* STATED EXERCISE:
Set the listing down again exactly, please, apart from its pictures.

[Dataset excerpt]
◇ ◇ ◇ ◇ ◇
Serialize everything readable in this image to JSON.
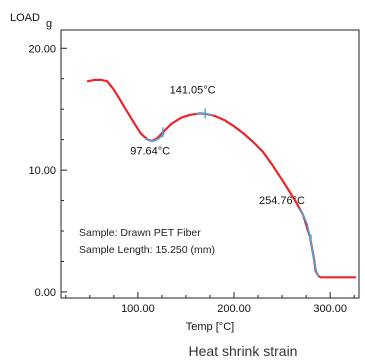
{
  "chart_data": {
    "type": "line",
    "title": "",
    "caption": "Heat shrink strain",
    "xlabel": "Temp [°C]",
    "ylabel": "LOAD",
    "yunit": "g",
    "xlim": [
      20,
      330
    ],
    "ylim": [
      -0.5,
      21.5
    ],
    "x_ticks": [
      {
        "value": 100,
        "label": "100.00"
      },
      {
        "value": 200,
        "label": "200.00"
      },
      {
        "value": 300,
        "label": "300.00"
      }
    ],
    "y_ticks": [
      {
        "value": 0,
        "label": "0.00"
      },
      {
        "value": 10,
        "label": "10.00"
      },
      {
        "value": 20,
        "label": "20.00"
      }
    ],
    "series": [
      {
        "color": "#e8262b",
        "x": [
          48,
          55,
          62,
          68,
          75,
          85,
          95,
          103,
          110,
          115,
          120,
          126,
          135,
          145,
          155,
          165,
          172,
          180,
          190,
          200,
          210,
          220,
          230,
          240,
          250,
          258,
          265,
          272,
          279,
          283,
          285,
          288,
          290,
          292,
          296,
          300,
          310,
          320,
          326
        ],
        "y": [
          17.3,
          17.4,
          17.4,
          17.3,
          16.6,
          15.3,
          14.0,
          13.0,
          12.5,
          12.4,
          12.6,
          13.1,
          13.8,
          14.3,
          14.55,
          14.65,
          14.6,
          14.45,
          14.1,
          13.6,
          13.0,
          12.3,
          11.5,
          10.4,
          9.2,
          8.2,
          7.3,
          6.3,
          4.5,
          2.8,
          1.7,
          1.3,
          1.2,
          1.2,
          1.2,
          1.2,
          1.2,
          1.2,
          1.2
        ]
      }
    ],
    "highlights": [
      {
        "color": "#4aa3d8",
        "x": [
          108,
          112,
          116,
          120,
          124,
          127
        ],
        "y": [
          12.55,
          12.45,
          12.4,
          12.5,
          12.75,
          13.0
        ]
      },
      {
        "color": "#4aa3d8",
        "x": [
          161,
          165,
          169,
          173,
          177
        ],
        "y": [
          14.62,
          14.65,
          14.65,
          14.6,
          14.52
        ]
      },
      {
        "color": "#4aa3d8",
        "x": [
          268,
          272,
          276,
          279,
          282,
          284,
          286,
          288
        ],
        "y": [
          6.8,
          6.3,
          5.6,
          4.5,
          3.2,
          2.2,
          1.6,
          1.3
        ]
      }
    ],
    "markers": [
      {
        "x": 126,
        "y": 13.1
      },
      {
        "x": 170,
        "y": 14.65
      },
      {
        "x": 280,
        "y": 4.3
      }
    ],
    "annotations": [
      {
        "text": "97.64°C",
        "x": 92,
        "y": 11.3
      },
      {
        "text": "141.05°C",
        "x": 133,
        "y": 16.3
      },
      {
        "text": "254.76°C",
        "x": 226,
        "y": 7.2
      }
    ],
    "sample_info": [
      "Sample: Drawn PET Fiber",
      "Sample Length: 15.250 (mm)"
    ],
    "grid": false,
    "legend": "none"
  }
}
◇ ◇ ◇ ◇ ◇
* ANSWER:
Serialize everything readable in this image to JSON.
{
  "chart_data": {
    "type": "line",
    "title": "",
    "caption": "Heat shrink strain",
    "xlabel": "Temp [°C]",
    "ylabel": "LOAD",
    "yunit": "g",
    "xlim": [
      20,
      330
    ],
    "ylim": [
      -0.5,
      21.5
    ],
    "x_ticks": [
      {
        "value": 100,
        "label": "100.00"
      },
      {
        "value": 200,
        "label": "200.00"
      },
      {
        "value": 300,
        "label": "300.00"
      }
    ],
    "y_ticks": [
      {
        "value": 0,
        "label": "0.00"
      },
      {
        "value": 10,
        "label": "10.00"
      },
      {
        "value": 20,
        "label": "20.00"
      }
    ],
    "series": [
      {
        "color": "#e8262b",
        "x": [
          48,
          55,
          62,
          68,
          75,
          85,
          95,
          103,
          110,
          115,
          120,
          126,
          135,
          145,
          155,
          165,
          172,
          180,
          190,
          200,
          210,
          220,
          230,
          240,
          250,
          258,
          265,
          272,
          279,
          283,
          285,
          288,
          290,
          292,
          296,
          300,
          310,
          320,
          326
        ],
        "y": [
          17.3,
          17.4,
          17.4,
          17.3,
          16.6,
          15.3,
          14.0,
          13.0,
          12.5,
          12.4,
          12.6,
          13.1,
          13.8,
          14.3,
          14.55,
          14.65,
          14.6,
          14.45,
          14.1,
          13.6,
          13.0,
          12.3,
          11.5,
          10.4,
          9.2,
          8.2,
          7.3,
          6.3,
          4.5,
          2.8,
          1.7,
          1.3,
          1.2,
          1.2,
          1.2,
          1.2,
          1.2,
          1.2,
          1.2
        ]
      }
    ],
    "highlights": [
      {
        "color": "#4aa3d8",
        "x": [
          108,
          112,
          116,
          120,
          124,
          127
        ],
        "y": [
          12.55,
          12.45,
          12.4,
          12.5,
          12.75,
          13.0
        ]
      },
      {
        "color": "#4aa3d8",
        "x": [
          161,
          165,
          169,
          173,
          177
        ],
        "y": [
          14.62,
          14.65,
          14.65,
          14.6,
          14.52
        ]
      },
      {
        "color": "#4aa3d8",
        "x": [
          268,
          272,
          276,
          279,
          282,
          284,
          286,
          288
        ],
        "y": [
          6.8,
          6.3,
          5.6,
          4.5,
          3.2,
          2.2,
          1.6,
          1.3
        ]
      }
    ],
    "markers": [
      {
        "x": 126,
        "y": 13.1
      },
      {
        "x": 170,
        "y": 14.65
      },
      {
        "x": 280,
        "y": 4.3
      }
    ],
    "annotations": [
      {
        "text": "97.64°C",
        "x": 92,
        "y": 11.3
      },
      {
        "text": "141.05°C",
        "x": 133,
        "y": 16.3
      },
      {
        "text": "254.76°C",
        "x": 226,
        "y": 7.2
      }
    ],
    "sample_info": [
      "Sample: Drawn PET Fiber",
      "Sample Length: 15.250 (mm)"
    ],
    "grid": false,
    "legend": "none"
  }
}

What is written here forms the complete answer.